* What you are asked to do
Go through the data below and copy it exactly, skipping every picture.

* Records
## BEGIN

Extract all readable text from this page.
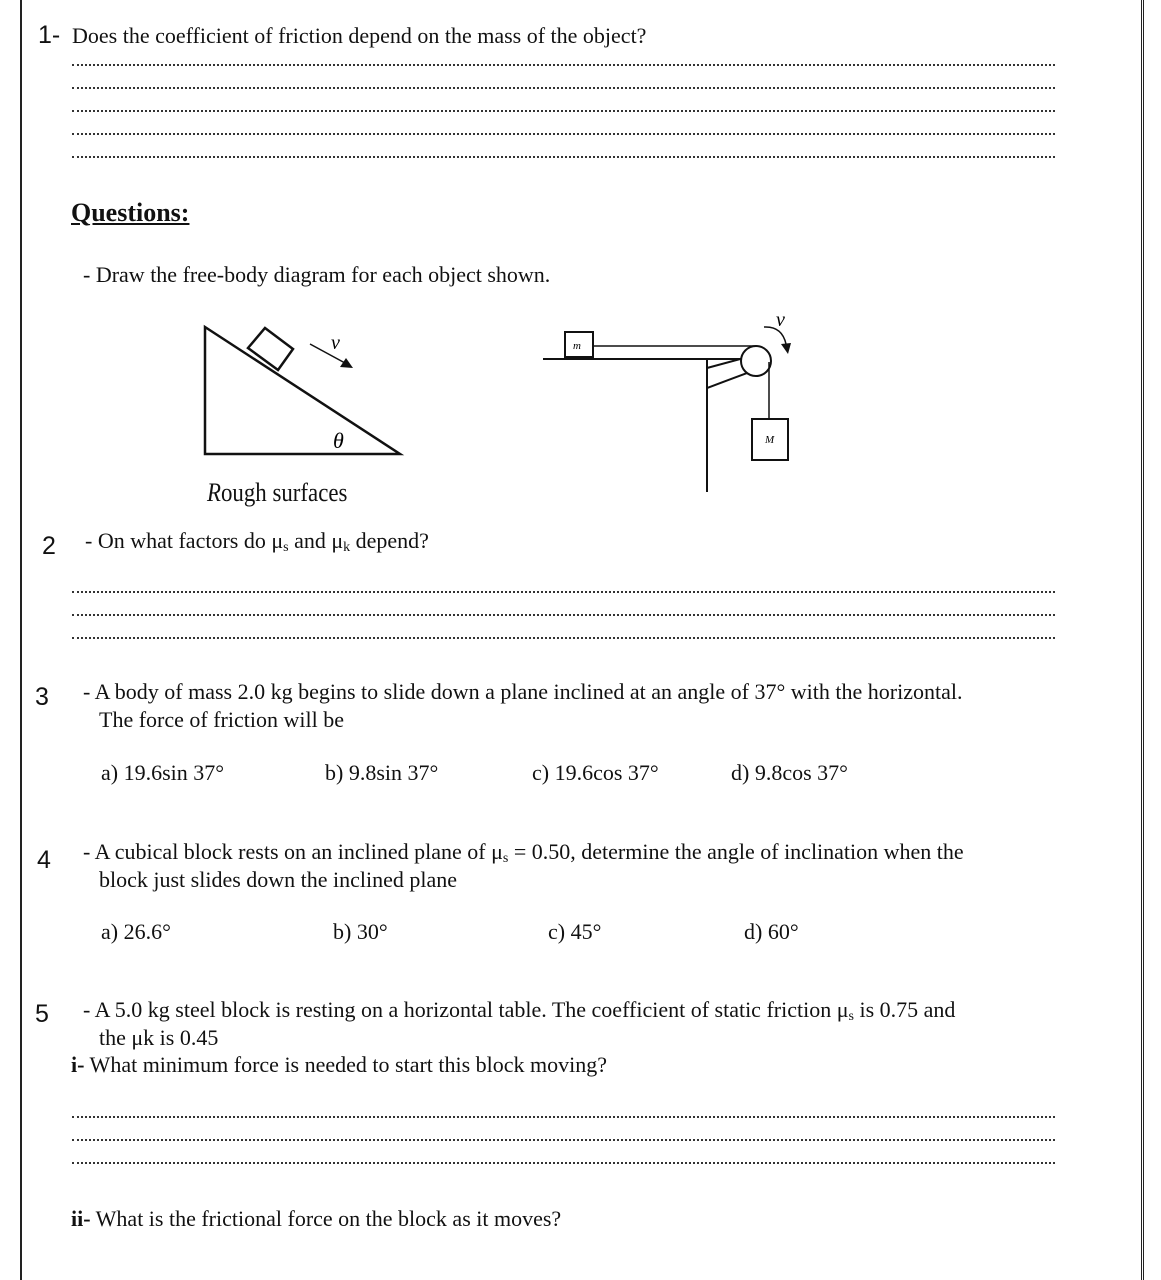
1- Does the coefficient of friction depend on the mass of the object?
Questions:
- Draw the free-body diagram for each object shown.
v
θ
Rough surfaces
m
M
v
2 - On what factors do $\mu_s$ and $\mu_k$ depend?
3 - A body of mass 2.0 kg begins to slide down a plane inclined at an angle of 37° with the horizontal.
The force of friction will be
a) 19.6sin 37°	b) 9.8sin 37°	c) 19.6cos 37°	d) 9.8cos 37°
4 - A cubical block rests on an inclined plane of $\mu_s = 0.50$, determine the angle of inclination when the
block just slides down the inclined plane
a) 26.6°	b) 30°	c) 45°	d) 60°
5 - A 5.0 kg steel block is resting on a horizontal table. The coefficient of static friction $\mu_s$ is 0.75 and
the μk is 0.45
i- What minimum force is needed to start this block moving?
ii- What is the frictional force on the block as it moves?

## END

* Output for this exercise
Extract all readable text from this page.
1- Does the coefficient of friction depend on the mass of the object?
Questions:
- Draw the free-body diagram for each object shown.
v
θ
Rough surfaces
m
M
v
2 - On what factors do $\mu_s$ and $\mu_k$ depend?
3 - A body of mass 2.0 kg begins to slide down a plane inclined at an angle of 37° with the horizontal.
The force of friction will be
a) 19.6sin 37°	b) 9.8sin 37°	c) 19.6cos 37°	d) 9.8cos 37°
4 - A cubical block rests on an inclined plane of $\mu_s = 0.50$, determine the angle of inclination when the
block just slides down the inclined plane
a) 26.6°	b) 30°	c) 45°	d) 60°
5 - A 5.0 kg steel block is resting on a horizontal table. The coefficient of static friction $\mu_s$ is 0.75 and
the μk is 0.45
i- What minimum force is needed to start this block moving?
ii- What is the frictional force on the block as it moves?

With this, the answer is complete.